--- Directive ---
Restate the full listing word for word and leave the pictures out.

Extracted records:
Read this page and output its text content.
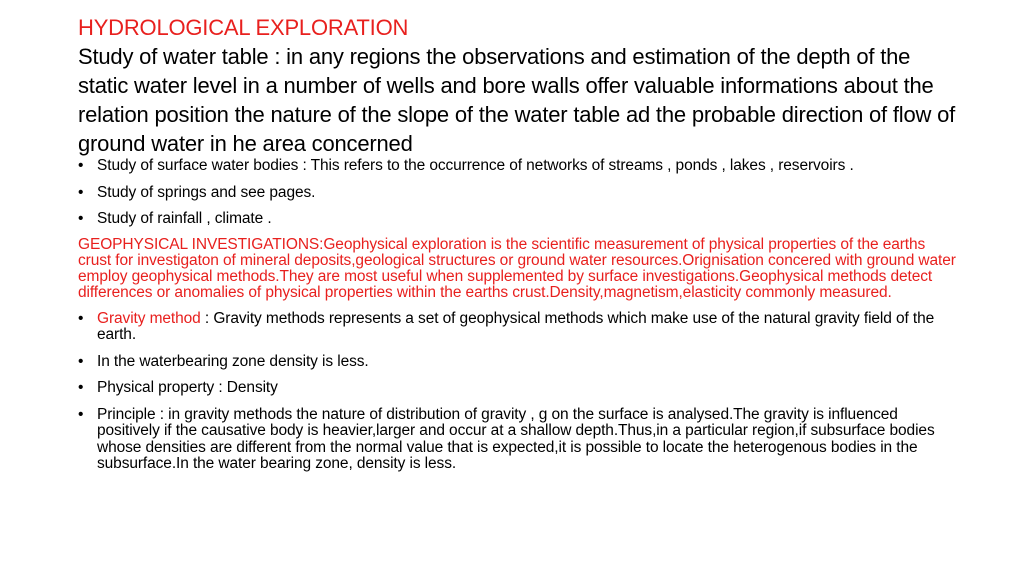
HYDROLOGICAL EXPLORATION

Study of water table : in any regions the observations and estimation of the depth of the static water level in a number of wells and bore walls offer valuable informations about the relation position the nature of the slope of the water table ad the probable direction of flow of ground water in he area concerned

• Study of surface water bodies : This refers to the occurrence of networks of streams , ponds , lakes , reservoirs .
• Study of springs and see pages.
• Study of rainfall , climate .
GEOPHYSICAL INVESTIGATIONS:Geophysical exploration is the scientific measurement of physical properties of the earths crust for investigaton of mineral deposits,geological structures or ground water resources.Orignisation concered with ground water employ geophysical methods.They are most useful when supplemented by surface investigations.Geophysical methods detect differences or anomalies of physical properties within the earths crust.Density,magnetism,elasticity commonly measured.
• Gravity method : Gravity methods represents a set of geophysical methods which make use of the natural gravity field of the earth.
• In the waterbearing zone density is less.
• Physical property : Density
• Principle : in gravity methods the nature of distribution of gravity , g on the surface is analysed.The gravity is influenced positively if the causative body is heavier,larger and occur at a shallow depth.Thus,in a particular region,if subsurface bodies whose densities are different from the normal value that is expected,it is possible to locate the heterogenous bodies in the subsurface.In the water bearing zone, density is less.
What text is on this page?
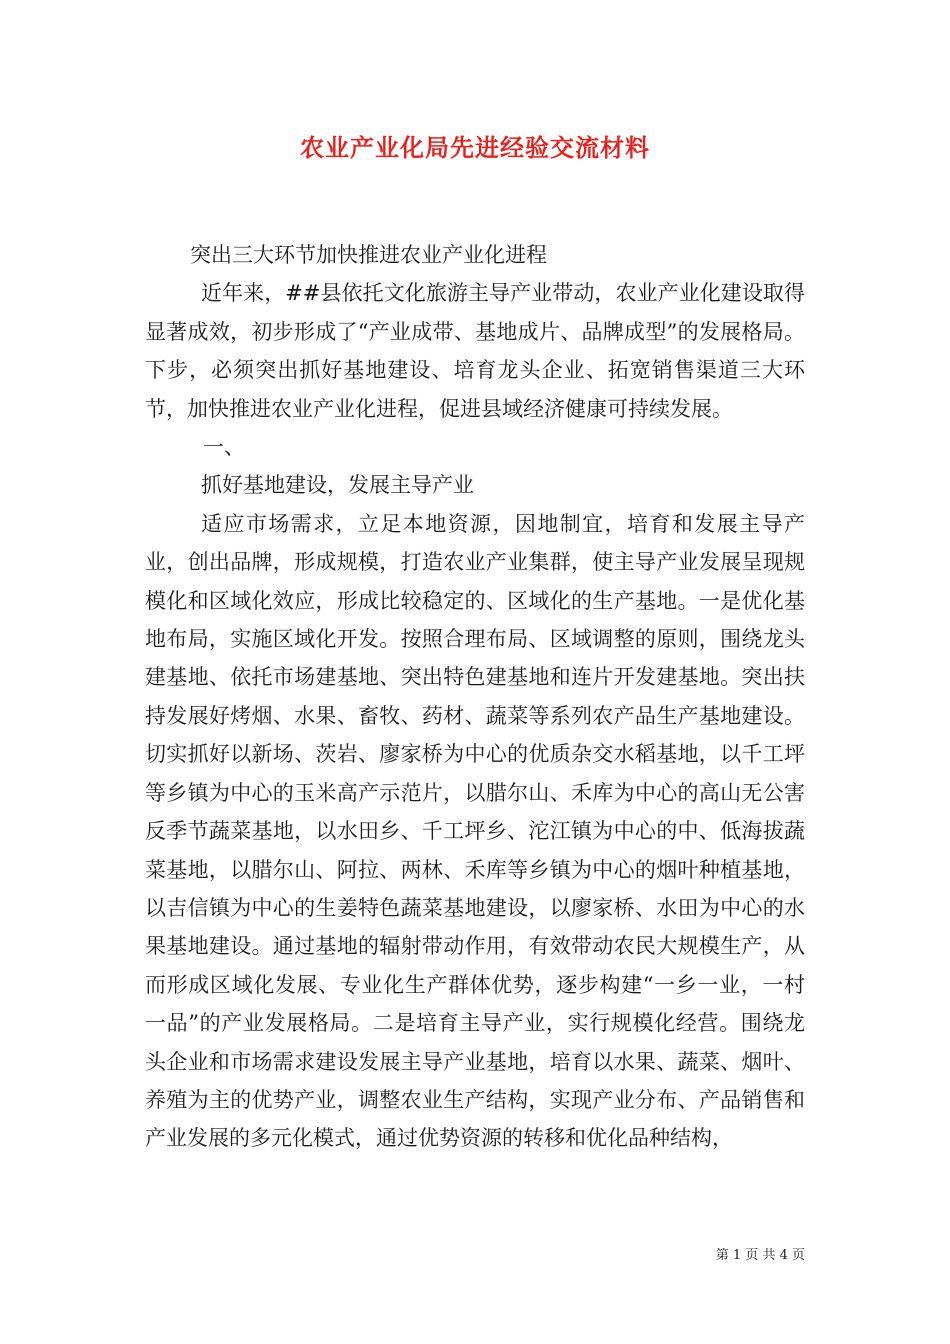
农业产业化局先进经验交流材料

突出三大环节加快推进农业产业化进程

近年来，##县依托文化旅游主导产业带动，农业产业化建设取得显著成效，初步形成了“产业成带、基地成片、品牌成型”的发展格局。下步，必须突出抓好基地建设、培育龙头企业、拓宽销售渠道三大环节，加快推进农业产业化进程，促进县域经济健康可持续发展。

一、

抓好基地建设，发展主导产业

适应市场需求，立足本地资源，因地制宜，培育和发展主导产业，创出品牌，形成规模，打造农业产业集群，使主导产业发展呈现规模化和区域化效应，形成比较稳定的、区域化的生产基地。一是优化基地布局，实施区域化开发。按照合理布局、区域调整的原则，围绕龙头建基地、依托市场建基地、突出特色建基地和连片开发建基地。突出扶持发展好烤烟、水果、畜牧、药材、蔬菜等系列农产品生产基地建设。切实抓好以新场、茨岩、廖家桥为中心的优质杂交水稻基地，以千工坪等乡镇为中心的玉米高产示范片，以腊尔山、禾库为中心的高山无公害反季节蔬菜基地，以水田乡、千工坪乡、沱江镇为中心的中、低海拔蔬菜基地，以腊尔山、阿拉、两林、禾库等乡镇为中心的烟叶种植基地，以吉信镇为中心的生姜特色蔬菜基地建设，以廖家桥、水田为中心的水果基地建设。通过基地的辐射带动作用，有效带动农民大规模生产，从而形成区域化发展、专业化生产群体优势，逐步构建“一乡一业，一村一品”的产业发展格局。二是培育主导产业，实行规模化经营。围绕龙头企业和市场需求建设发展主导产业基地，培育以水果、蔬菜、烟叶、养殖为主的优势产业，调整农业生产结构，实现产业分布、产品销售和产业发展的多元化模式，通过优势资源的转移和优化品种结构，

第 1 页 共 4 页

--- Answer to the task ---
Read this page and output its text content.
HYDROLOGICAL EXPLORATION

Study of water table : in any regions the observations and estimation of the depth of the static water level in a number of wells and bore walls offer valuable informations about the relation position the nature of the slope of the water table ad the probable direction of flow of ground water in he area concerned

• Study of surface water bodies : This refers to the occurrence of networks of streams , ponds , lakes , reservoirs .
• Study of springs and see pages.
• Study of rainfall , climate .
GEOPHYSICAL INVESTIGATIONS:Geophysical exploration is the scientific measurement of physical properties of the earths crust for investigaton of mineral deposits,geological structures or ground water resources.Orignisation concered with ground water employ geophysical methods.They are most useful when supplemented by surface investigations.Geophysical methods detect differences or anomalies of physical properties within the earths crust.Density,magnetism,elasticity commonly measured.
• Gravity method : Gravity methods represents a set of geophysical methods which make use of the natural gravity field of the earth.
• In the waterbearing zone density is less.
• Physical property : Density
• Principle : in gravity methods the nature of distribution of gravity , g on the surface is analysed.The gravity is influenced positively if the causative body is heavier,larger and occur at a shallow depth.Thus,in a particular region,if subsurface bodies whose densities are different from the normal value that is expected,it is possible to locate the heterogenous bodies in the subsurface.In the water bearing zone, density is less.
What text is on this page?
农业产业化局先进经验交流材料

突出三大环节加快推进农业产业化进程

近年来，##县依托文化旅游主导产业带动，农业产业化建设取得显著成效，初步形成了“产业成带、基地成片、品牌成型”的发展格局。下步，必须突出抓好基地建设、培育龙头企业、拓宽销售渠道三大环节，加快推进农业产业化进程，促进县域经济健康可持续发展。

一、

抓好基地建设，发展主导产业

适应市场需求，立足本地资源，因地制宜，培育和发展主导产业，创出品牌，形成规模，打造农业产业集群，使主导产业发展呈现规模化和区域化效应，形成比较稳定的、区域化的生产基地。一是优化基地布局，实施区域化开发。按照合理布局、区域调整的原则，围绕龙头建基地、依托市场建基地、突出特色建基地和连片开发建基地。突出扶持发展好烤烟、水果、畜牧、药材、蔬菜等系列农产品生产基地建设。切实抓好以新场、茨岩、廖家桥为中心的优质杂交水稻基地，以千工坪等乡镇为中心的玉米高产示范片，以腊尔山、禾库为中心的高山无公害反季节蔬菜基地，以水田乡、千工坪乡、沱江镇为中心的中、低海拔蔬菜基地，以腊尔山、阿拉、两林、禾库等乡镇为中心的烟叶种植基地，以吉信镇为中心的生姜特色蔬菜基地建设，以廖家桥、水田为中心的水果基地建设。通过基地的辐射带动作用，有效带动农民大规模生产，从而形成区域化发展、专业化生产群体优势，逐步构建“一乡一业，一村一品”的产业发展格局。二是培育主导产业，实行规模化经营。围绕龙头企业和市场需求建设发展主导产业基地，培育以水果、蔬菜、烟叶、养殖为主的优势产业，调整农业生产结构，实现产业分布、产品销售和产业发展的多元化模式，通过优势资源的转移和优化品种结构，

第 1 页 共 4 页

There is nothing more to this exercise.